> **DATA RECORDS**:

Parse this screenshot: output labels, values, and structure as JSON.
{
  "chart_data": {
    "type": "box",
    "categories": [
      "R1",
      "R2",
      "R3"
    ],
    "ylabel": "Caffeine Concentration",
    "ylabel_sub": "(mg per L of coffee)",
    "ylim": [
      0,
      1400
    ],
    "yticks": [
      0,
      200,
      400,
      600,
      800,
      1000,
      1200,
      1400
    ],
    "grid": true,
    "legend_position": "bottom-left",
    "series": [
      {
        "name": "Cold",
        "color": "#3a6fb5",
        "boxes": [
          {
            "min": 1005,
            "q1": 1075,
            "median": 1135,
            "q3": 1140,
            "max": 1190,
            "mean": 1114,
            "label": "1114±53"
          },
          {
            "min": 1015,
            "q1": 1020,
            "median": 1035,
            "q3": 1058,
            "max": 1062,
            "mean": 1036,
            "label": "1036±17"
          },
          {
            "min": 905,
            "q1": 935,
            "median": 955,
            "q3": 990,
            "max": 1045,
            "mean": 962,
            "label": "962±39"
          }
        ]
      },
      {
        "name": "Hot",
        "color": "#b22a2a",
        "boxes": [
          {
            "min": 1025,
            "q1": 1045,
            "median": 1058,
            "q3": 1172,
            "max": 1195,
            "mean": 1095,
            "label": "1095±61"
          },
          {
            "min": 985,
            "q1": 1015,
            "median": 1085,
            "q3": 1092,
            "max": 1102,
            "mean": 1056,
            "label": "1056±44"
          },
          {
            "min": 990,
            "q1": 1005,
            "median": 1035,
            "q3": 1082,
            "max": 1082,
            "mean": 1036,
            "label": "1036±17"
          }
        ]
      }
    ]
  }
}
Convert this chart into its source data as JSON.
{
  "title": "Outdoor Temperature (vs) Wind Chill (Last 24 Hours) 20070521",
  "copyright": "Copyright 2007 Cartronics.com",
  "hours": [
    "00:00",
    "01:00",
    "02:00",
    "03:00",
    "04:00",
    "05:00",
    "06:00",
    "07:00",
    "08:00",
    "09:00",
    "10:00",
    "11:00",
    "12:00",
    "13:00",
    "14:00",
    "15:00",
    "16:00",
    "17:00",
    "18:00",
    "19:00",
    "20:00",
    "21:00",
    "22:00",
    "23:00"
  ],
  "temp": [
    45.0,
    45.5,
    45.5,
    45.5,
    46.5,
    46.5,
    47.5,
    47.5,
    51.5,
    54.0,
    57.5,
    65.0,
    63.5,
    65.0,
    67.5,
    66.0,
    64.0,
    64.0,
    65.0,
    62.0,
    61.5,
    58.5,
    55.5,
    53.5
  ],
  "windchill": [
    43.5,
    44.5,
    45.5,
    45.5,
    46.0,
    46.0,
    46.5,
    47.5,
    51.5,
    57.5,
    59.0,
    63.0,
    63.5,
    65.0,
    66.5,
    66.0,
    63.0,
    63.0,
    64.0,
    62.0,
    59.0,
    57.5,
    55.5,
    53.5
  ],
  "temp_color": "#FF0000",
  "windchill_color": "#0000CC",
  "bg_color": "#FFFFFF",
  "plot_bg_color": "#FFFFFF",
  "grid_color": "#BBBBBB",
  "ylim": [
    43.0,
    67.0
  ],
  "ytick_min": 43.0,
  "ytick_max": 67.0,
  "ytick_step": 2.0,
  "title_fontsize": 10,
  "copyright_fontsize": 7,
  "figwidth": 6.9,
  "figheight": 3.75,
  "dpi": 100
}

> **EXERCISE REQUIREMENTS**: Exactly as written above, please repeat the entries.

> **FINISHED ANSWER**:
Parse this screenshot: output labels, values, and structure as JSON.
{
  "chart_data": {
    "type": "box",
    "categories": [
      "R1",
      "R2",
      "R3"
    ],
    "ylabel": "Caffeine Concentration",
    "ylabel_sub": "(mg per L of coffee)",
    "ylim": [
      0,
      1400
    ],
    "yticks": [
      0,
      200,
      400,
      600,
      800,
      1000,
      1200,
      1400
    ],
    "grid": true,
    "legend_position": "bottom-left",
    "series": [
      {
        "name": "Cold",
        "color": "#3a6fb5",
        "boxes": [
          {
            "min": 1005,
            "q1": 1075,
            "median": 1135,
            "q3": 1140,
            "max": 1190,
            "mean": 1114,
            "label": "1114±53"
          },
          {
            "min": 1015,
            "q1": 1020,
            "median": 1035,
            "q3": 1058,
            "max": 1062,
            "mean": 1036,
            "label": "1036±17"
          },
          {
            "min": 905,
            "q1": 935,
            "median": 955,
            "q3": 990,
            "max": 1045,
            "mean": 962,
            "label": "962±39"
          }
        ]
      },
      {
        "name": "Hot",
        "color": "#b22a2a",
        "boxes": [
          {
            "min": 1025,
            "q1": 1045,
            "median": 1058,
            "q3": 1172,
            "max": 1195,
            "mean": 1095,
            "label": "1095±61"
          },
          {
            "min": 985,
            "q1": 1015,
            "median": 1085,
            "q3": 1092,
            "max": 1102,
            "mean": 1056,
            "label": "1056±44"
          },
          {
            "min": 990,
            "q1": 1005,
            "median": 1035,
            "q3": 1082,
            "max": 1082,
            "mean": 1036,
            "label": "1036±17"
          }
        ]
      }
    ]
  }
}
Convert this chart into its source data as JSON.
{
  "title": "Outdoor Temperature (vs) Wind Chill (Last 24 Hours) 20070521",
  "copyright": "Copyright 2007 Cartronics.com",
  "hours": [
    "00:00",
    "01:00",
    "02:00",
    "03:00",
    "04:00",
    "05:00",
    "06:00",
    "07:00",
    "08:00",
    "09:00",
    "10:00",
    "11:00",
    "12:00",
    "13:00",
    "14:00",
    "15:00",
    "16:00",
    "17:00",
    "18:00",
    "19:00",
    "20:00",
    "21:00",
    "22:00",
    "23:00"
  ],
  "temp": [
    45.0,
    45.5,
    45.5,
    45.5,
    46.5,
    46.5,
    47.5,
    47.5,
    51.5,
    54.0,
    57.5,
    65.0,
    63.5,
    65.0,
    67.5,
    66.0,
    64.0,
    64.0,
    65.0,
    62.0,
    61.5,
    58.5,
    55.5,
    53.5
  ],
  "windchill": [
    43.5,
    44.5,
    45.5,
    45.5,
    46.0,
    46.0,
    46.5,
    47.5,
    51.5,
    57.5,
    59.0,
    63.0,
    63.5,
    65.0,
    66.5,
    66.0,
    63.0,
    63.0,
    64.0,
    62.0,
    59.0,
    57.5,
    55.5,
    53.5
  ],
  "temp_color": "#FF0000",
  "windchill_color": "#0000CC",
  "bg_color": "#FFFFFF",
  "plot_bg_color": "#FFFFFF",
  "grid_color": "#BBBBBB",
  "ylim": [
    43.0,
    67.0
  ],
  "ytick_min": 43.0,
  "ytick_max": 67.0,
  "ytick_step": 2.0,
  "title_fontsize": 10,
  "copyright_fontsize": 7,
  "figwidth": 6.9,
  "figheight": 3.75,
  "dpi": 100
}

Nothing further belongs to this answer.